"""
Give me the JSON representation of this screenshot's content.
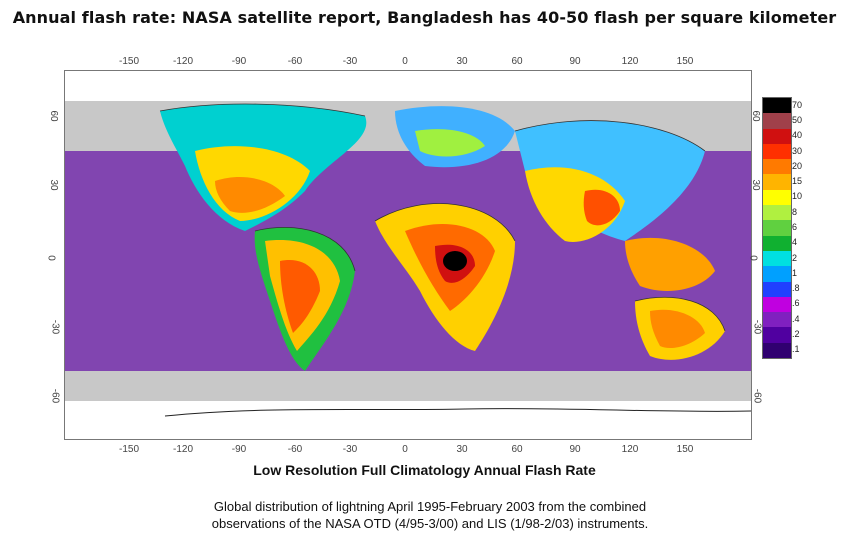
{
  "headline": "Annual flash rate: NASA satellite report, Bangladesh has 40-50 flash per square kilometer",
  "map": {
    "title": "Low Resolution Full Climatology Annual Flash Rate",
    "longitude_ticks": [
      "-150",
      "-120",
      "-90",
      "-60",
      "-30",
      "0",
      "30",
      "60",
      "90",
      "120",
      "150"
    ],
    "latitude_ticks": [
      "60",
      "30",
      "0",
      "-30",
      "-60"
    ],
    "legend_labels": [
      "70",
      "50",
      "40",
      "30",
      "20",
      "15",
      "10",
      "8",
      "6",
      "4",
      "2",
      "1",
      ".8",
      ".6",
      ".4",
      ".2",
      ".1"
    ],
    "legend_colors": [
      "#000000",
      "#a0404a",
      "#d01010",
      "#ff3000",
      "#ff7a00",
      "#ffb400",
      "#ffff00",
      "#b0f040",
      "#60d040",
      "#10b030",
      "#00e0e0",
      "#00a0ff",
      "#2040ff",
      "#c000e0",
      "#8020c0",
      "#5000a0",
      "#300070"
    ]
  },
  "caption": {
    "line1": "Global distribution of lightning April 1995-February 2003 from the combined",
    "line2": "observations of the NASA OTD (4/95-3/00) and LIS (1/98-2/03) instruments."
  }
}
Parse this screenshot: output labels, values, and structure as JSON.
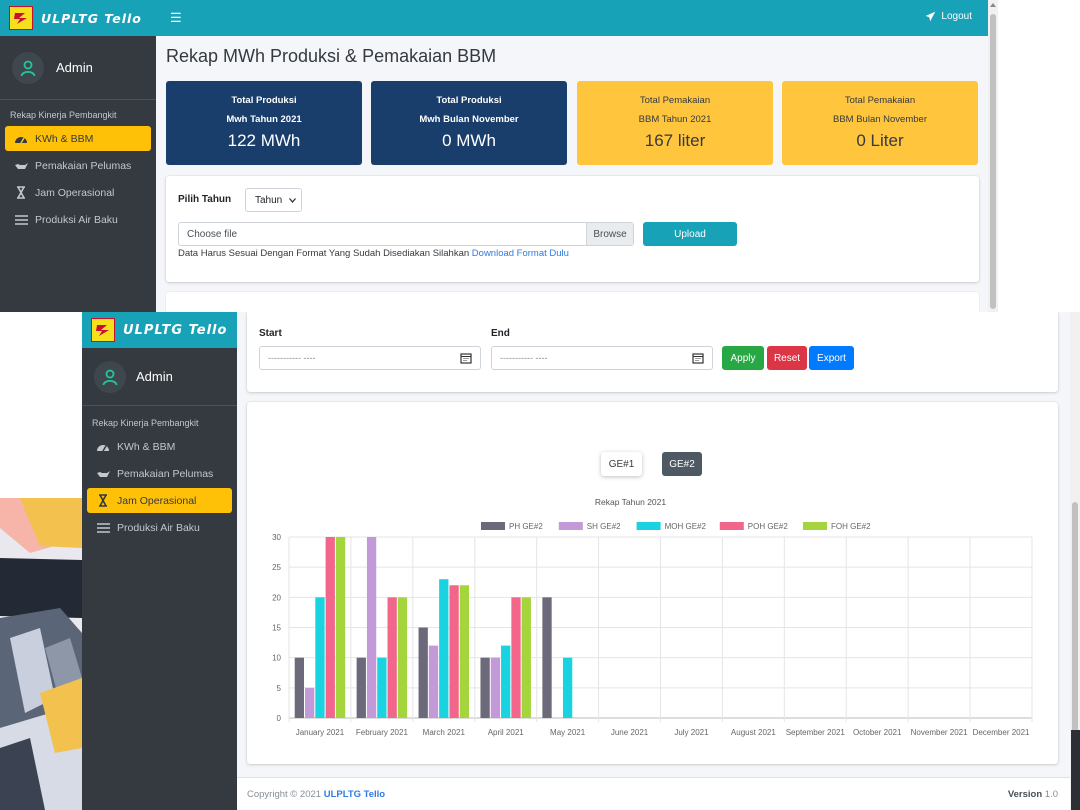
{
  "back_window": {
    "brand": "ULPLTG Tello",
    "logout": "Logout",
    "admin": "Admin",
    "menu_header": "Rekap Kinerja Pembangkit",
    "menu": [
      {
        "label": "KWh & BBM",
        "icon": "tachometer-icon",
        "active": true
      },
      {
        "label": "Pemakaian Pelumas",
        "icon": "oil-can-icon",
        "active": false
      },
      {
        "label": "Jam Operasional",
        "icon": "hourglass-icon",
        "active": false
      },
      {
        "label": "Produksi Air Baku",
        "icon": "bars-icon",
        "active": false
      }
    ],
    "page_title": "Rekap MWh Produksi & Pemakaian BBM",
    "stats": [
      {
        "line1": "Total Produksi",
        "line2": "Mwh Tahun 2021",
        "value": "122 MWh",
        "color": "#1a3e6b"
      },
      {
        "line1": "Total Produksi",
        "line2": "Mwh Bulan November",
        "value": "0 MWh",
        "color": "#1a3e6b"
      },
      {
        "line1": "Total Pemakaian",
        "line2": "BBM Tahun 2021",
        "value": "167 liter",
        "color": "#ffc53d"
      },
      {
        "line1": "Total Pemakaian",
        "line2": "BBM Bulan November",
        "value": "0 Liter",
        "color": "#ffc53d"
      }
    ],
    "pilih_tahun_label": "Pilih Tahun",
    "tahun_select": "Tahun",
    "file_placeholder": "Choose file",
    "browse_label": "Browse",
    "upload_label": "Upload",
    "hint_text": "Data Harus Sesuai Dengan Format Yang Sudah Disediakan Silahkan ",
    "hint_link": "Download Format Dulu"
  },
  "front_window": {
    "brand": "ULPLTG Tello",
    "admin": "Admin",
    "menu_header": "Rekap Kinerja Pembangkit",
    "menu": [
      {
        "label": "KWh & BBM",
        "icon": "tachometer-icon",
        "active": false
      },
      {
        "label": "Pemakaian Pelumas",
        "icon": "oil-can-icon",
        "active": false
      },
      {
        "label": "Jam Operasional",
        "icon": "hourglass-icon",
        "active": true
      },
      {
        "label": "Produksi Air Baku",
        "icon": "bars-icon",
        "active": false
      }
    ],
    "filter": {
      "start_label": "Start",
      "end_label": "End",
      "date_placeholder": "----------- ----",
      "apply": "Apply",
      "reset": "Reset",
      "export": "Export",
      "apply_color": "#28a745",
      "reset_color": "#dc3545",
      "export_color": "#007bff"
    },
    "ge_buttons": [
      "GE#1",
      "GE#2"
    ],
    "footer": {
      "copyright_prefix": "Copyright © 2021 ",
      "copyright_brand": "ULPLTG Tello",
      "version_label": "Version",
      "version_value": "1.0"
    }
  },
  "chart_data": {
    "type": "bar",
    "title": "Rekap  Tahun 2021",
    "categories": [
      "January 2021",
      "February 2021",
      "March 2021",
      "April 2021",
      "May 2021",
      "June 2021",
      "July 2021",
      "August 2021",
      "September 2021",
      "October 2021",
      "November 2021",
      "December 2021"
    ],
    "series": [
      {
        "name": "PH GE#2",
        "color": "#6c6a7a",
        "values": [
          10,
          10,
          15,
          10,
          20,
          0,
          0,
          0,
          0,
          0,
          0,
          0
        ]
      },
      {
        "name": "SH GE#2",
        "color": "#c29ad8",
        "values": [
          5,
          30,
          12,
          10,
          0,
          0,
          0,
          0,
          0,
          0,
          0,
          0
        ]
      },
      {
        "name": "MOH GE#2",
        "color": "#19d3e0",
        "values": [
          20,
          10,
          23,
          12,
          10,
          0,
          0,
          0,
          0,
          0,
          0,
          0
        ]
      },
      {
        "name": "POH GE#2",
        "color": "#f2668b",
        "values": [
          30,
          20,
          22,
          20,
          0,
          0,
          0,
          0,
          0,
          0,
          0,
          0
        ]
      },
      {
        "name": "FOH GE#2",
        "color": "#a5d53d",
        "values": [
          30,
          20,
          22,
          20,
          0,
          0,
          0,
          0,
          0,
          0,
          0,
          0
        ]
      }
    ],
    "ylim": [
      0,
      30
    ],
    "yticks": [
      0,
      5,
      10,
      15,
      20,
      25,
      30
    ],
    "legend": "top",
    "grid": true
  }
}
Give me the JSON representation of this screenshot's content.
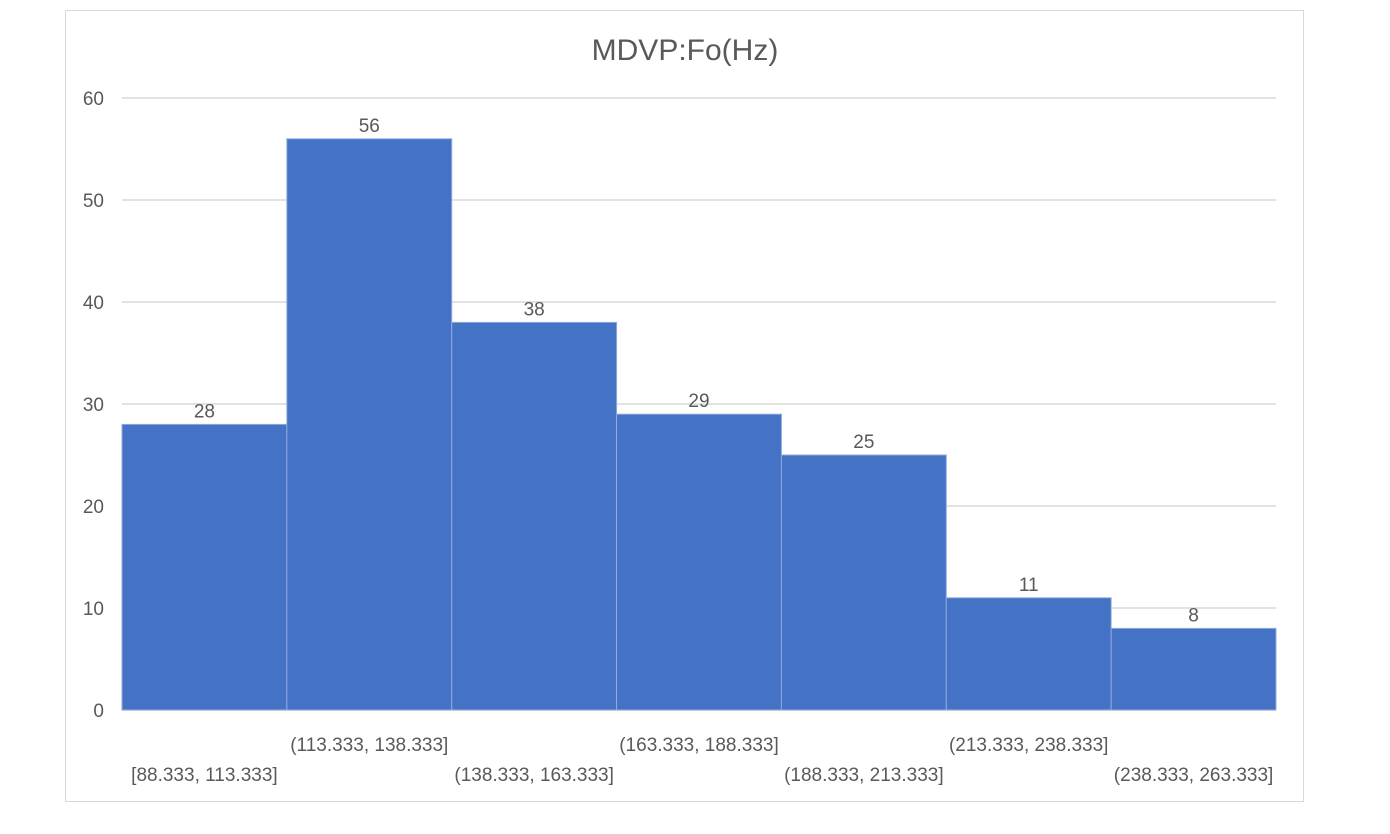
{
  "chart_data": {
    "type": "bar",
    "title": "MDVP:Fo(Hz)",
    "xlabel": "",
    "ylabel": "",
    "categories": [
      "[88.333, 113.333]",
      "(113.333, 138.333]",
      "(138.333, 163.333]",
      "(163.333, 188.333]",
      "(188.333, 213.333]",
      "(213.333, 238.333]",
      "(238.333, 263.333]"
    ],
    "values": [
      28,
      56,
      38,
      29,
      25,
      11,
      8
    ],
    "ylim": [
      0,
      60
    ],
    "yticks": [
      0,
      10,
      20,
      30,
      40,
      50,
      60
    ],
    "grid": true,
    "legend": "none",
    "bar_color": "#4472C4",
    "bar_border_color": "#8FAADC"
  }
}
"""
**Work to complete**
Extract the entries in full, exactly as they are, minus the pictures.

**Expected answer**
Give me the JSON representation of this screenshot's content.
{
  "headline": "Annual flash rate: NASA satellite report, Bangladesh has 40-50 flash per square kilometer",
  "map": {
    "title": "Low Resolution Full Climatology Annual Flash Rate",
    "longitude_ticks": [
      "-150",
      "-120",
      "-90",
      "-60",
      "-30",
      "0",
      "30",
      "60",
      "90",
      "120",
      "150"
    ],
    "latitude_ticks": [
      "60",
      "30",
      "0",
      "-30",
      "-60"
    ],
    "legend_labels": [
      "70",
      "50",
      "40",
      "30",
      "20",
      "15",
      "10",
      "8",
      "6",
      "4",
      "2",
      "1",
      ".8",
      ".6",
      ".4",
      ".2",
      ".1"
    ],
    "legend_colors": [
      "#000000",
      "#a0404a",
      "#d01010",
      "#ff3000",
      "#ff7a00",
      "#ffb400",
      "#ffff00",
      "#b0f040",
      "#60d040",
      "#10b030",
      "#00e0e0",
      "#00a0ff",
      "#2040ff",
      "#c000e0",
      "#8020c0",
      "#5000a0",
      "#300070"
    ]
  },
  "caption": {
    "line1": "Global distribution of lightning April 1995-February 2003 from the combined",
    "line2": "observations of the NASA OTD (4/95-3/00) and LIS (1/98-2/03) instruments."
  }
}
Parse this screenshot: output labels, values, and structure as JSON.
{
  "back_window": {
    "brand": "ULPLTG Tello",
    "logout": "Logout",
    "admin": "Admin",
    "menu_header": "Rekap Kinerja Pembangkit",
    "menu": [
      {
        "label": "KWh & BBM",
        "icon": "tachometer-icon",
        "active": true
      },
      {
        "label": "Pemakaian Pelumas",
        "icon": "oil-can-icon",
        "active": false
      },
      {
        "label": "Jam Operasional",
        "icon": "hourglass-icon",
        "active": false
      },
      {
        "label": "Produksi Air Baku",
        "icon": "bars-icon",
        "active": false
      }
    ],
    "page_title": "Rekap MWh Produksi & Pemakaian BBM",
    "stats": [
      {
        "line1": "Total Produksi",
        "line2": "Mwh Tahun 2021",
        "value": "122 MWh",
        "color": "#1a3e6b"
      },
      {
        "line1": "Total Produksi",
        "line2": "Mwh Bulan November",
        "value": "0 MWh",
        "color": "#1a3e6b"
      },
      {
        "line1": "Total Pemakaian",
        "line2": "BBM Tahun 2021",
        "value": "167 liter",
        "color": "#ffc53d"
      },
      {
        "line1": "Total Pemakaian",
        "line2": "BBM Bulan November",
        "value": "0 Liter",
        "color": "#ffc53d"
      }
    ],
    "pilih_tahun_label": "Pilih Tahun",
    "tahun_select": "Tahun",
    "file_placeholder": "Choose file",
    "browse_label": "Browse",
    "upload_label": "Upload",
    "hint_text": "Data Harus Sesuai Dengan Format Yang Sudah Disediakan Silahkan ",
    "hint_link": "Download Format Dulu"
  },
  "front_window": {
    "brand": "ULPLTG Tello",
    "admin": "Admin",
    "menu_header": "Rekap Kinerja Pembangkit",
    "menu": [
      {
        "label": "KWh & BBM",
        "icon": "tachometer-icon",
        "active": false
      },
      {
        "label": "Pemakaian Pelumas",
        "icon": "oil-can-icon",
        "active": false
      },
      {
        "label": "Jam Operasional",
        "icon": "hourglass-icon",
        "active": true
      },
      {
        "label": "Produksi Air Baku",
        "icon": "bars-icon",
        "active": false
      }
    ],
    "filter": {
      "start_label": "Start",
      "end_label": "End",
      "date_placeholder": "----------- ----",
      "apply": "Apply",
      "reset": "Reset",
      "export": "Export",
      "apply_color": "#28a745",
      "reset_color": "#dc3545",
      "export_color": "#007bff"
    },
    "ge_buttons": [
      "GE#1",
      "GE#2"
    ],
    "footer": {
      "copyright_prefix": "Copyright © 2021 ",
      "copyright_brand": "ULPLTG Tello",
      "version_label": "Version",
      "version_value": "1.0"
    }
  },
  "chart_data": {
    "type": "bar",
    "title": "Rekap  Tahun 2021",
    "categories": [
      "January 2021",
      "February 2021",
      "March 2021",
      "April 2021",
      "May 2021",
      "June 2021",
      "July 2021",
      "August 2021",
      "September 2021",
      "October 2021",
      "November 2021",
      "December 2021"
    ],
    "series": [
      {
        "name": "PH GE#2",
        "color": "#6c6a7a",
        "values": [
          10,
          10,
          15,
          10,
          20,
          0,
          0,
          0,
          0,
          0,
          0,
          0
        ]
      },
      {
        "name": "SH GE#2",
        "color": "#c29ad8",
        "values": [
          5,
          30,
          12,
          10,
          0,
          0,
          0,
          0,
          0,
          0,
          0,
          0
        ]
      },
      {
        "name": "MOH GE#2",
        "color": "#19d3e0",
        "values": [
          20,
          10,
          23,
          12,
          10,
          0,
          0,
          0,
          0,
          0,
          0,
          0
        ]
      },
      {
        "name": "POH GE#2",
        "color": "#f2668b",
        "values": [
          30,
          20,
          22,
          20,
          0,
          0,
          0,
          0,
          0,
          0,
          0,
          0
        ]
      },
      {
        "name": "FOH GE#2",
        "color": "#a5d53d",
        "values": [
          30,
          20,
          22,
          20,
          0,
          0,
          0,
          0,
          0,
          0,
          0,
          0
        ]
      }
    ],
    "ylim": [
      0,
      30
    ],
    "yticks": [
      0,
      5,
      10,
      15,
      20,
      25,
      30
    ],
    "legend": "top",
    "grid": true
  }
}
Give me the JSON representation of this screenshot's content.
{
  "chart_data": {
    "type": "bar",
    "title": "MDVP:Fo(Hz)",
    "xlabel": "",
    "ylabel": "",
    "categories": [
      "[88.333, 113.333]",
      "(113.333, 138.333]",
      "(138.333, 163.333]",
      "(163.333, 188.333]",
      "(188.333, 213.333]",
      "(213.333, 238.333]",
      "(238.333, 263.333]"
    ],
    "values": [
      28,
      56,
      38,
      29,
      25,
      11,
      8
    ],
    "ylim": [
      0,
      60
    ],
    "yticks": [
      0,
      10,
      20,
      30,
      40,
      50,
      60
    ],
    "grid": true,
    "legend": "none",
    "bar_color": "#4472C4",
    "bar_border_color": "#8FAADC"
  }
}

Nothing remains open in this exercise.